--- BEGIN ---

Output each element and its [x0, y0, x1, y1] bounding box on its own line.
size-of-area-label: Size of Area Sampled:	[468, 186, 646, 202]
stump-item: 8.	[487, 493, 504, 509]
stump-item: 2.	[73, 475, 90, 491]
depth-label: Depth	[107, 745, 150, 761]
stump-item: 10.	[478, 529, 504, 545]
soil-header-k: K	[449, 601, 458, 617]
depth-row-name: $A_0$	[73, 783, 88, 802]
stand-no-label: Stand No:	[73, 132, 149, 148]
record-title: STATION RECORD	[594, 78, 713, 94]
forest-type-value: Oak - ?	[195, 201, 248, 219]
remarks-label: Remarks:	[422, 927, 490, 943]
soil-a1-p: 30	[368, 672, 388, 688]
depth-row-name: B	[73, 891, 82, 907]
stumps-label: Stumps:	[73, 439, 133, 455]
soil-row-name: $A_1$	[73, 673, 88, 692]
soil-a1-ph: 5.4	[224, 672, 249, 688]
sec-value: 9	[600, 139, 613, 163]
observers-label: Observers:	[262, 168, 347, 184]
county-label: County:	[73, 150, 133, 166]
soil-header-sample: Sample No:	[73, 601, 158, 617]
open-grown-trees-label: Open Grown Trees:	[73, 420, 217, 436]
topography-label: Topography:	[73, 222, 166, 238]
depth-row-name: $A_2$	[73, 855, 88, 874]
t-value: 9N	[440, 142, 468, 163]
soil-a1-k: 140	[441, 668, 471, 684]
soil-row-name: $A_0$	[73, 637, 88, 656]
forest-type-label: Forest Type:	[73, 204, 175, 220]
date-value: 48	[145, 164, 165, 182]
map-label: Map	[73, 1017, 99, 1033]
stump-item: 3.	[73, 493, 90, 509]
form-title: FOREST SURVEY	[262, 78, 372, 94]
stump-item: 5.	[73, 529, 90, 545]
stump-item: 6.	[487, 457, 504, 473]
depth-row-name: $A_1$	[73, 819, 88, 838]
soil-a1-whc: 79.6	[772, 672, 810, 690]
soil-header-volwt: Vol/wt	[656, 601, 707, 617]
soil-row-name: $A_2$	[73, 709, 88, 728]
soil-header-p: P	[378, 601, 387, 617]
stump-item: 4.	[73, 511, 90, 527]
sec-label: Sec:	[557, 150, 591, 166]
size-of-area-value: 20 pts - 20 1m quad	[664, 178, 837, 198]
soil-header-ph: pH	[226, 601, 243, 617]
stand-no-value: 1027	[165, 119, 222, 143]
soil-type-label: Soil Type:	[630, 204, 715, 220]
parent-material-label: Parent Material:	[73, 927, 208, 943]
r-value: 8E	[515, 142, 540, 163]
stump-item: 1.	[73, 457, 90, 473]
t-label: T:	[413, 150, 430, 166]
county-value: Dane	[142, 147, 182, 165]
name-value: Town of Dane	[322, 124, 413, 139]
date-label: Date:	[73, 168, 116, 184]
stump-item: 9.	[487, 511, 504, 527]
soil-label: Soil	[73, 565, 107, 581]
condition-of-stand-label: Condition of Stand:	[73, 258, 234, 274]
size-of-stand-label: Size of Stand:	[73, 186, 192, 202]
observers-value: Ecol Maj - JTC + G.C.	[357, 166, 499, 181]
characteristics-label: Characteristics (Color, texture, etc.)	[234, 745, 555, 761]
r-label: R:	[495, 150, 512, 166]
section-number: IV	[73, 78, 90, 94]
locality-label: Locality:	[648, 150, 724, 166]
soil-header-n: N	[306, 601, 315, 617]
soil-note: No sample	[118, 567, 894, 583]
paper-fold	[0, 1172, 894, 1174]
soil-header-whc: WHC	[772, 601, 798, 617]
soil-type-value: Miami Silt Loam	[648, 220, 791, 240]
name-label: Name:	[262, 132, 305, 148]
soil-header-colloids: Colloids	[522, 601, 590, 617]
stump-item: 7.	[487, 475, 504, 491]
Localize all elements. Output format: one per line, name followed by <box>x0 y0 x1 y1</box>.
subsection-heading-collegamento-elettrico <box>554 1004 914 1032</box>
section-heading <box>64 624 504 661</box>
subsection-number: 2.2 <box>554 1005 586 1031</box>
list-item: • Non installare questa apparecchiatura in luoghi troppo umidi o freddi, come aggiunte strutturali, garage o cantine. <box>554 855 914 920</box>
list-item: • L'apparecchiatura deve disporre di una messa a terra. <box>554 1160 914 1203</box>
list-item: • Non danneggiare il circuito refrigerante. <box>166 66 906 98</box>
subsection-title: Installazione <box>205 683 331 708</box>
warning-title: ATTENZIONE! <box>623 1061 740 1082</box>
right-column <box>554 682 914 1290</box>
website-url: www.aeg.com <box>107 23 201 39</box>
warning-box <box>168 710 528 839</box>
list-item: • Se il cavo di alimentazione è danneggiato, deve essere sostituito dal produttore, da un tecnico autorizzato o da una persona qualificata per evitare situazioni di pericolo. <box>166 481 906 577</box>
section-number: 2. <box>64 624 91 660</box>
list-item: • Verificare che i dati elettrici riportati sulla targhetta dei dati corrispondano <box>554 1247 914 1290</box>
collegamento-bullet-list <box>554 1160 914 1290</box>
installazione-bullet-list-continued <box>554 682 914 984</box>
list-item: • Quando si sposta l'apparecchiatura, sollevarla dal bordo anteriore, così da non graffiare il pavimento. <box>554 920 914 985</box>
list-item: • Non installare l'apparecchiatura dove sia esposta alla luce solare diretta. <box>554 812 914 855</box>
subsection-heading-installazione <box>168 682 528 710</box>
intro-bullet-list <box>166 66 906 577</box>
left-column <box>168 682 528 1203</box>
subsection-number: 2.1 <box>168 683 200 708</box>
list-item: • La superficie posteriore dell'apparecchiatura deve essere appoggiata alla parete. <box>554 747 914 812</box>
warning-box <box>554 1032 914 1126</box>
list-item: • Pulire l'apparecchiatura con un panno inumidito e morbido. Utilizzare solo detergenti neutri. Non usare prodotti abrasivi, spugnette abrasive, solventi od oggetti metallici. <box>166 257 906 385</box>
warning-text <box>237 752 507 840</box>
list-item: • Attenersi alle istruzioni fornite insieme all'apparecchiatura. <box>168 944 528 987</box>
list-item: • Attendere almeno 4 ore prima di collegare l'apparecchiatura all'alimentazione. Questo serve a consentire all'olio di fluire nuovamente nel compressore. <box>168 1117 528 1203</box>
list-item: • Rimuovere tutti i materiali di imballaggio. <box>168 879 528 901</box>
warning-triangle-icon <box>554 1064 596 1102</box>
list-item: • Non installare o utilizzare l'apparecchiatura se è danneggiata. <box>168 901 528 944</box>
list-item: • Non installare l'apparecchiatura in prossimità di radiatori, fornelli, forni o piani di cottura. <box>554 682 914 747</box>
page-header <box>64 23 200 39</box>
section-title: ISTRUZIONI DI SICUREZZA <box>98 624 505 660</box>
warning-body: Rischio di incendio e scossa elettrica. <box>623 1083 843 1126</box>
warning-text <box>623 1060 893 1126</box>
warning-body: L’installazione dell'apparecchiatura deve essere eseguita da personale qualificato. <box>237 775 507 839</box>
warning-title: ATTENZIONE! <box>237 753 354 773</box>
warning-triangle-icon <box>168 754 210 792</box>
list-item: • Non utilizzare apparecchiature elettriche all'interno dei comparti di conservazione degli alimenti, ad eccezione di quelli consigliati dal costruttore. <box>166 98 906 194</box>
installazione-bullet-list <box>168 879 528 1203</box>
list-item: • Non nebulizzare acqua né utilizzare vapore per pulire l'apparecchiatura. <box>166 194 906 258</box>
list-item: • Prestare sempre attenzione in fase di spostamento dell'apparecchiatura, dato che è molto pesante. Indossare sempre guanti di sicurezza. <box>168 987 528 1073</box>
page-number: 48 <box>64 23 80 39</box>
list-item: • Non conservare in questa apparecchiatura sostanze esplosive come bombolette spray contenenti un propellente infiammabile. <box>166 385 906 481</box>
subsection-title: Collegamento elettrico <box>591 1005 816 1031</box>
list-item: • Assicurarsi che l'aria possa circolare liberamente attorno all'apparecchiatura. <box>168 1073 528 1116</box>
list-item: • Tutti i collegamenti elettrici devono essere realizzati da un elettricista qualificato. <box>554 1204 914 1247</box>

--- END ---

— Aim of the exercise —
Pull out each line in the records above that contains the word "qualificato".

— Result for this exercise —
warning-body: L’installazione dell'apparecchiatura deve essere eseguita da personale qualificato. <box>237 775 507 839</box>
list-item: • Tutti i collegamenti elettrici devono essere realizzati da un elettricista qualificato. <box>554 1204 914 1247</box>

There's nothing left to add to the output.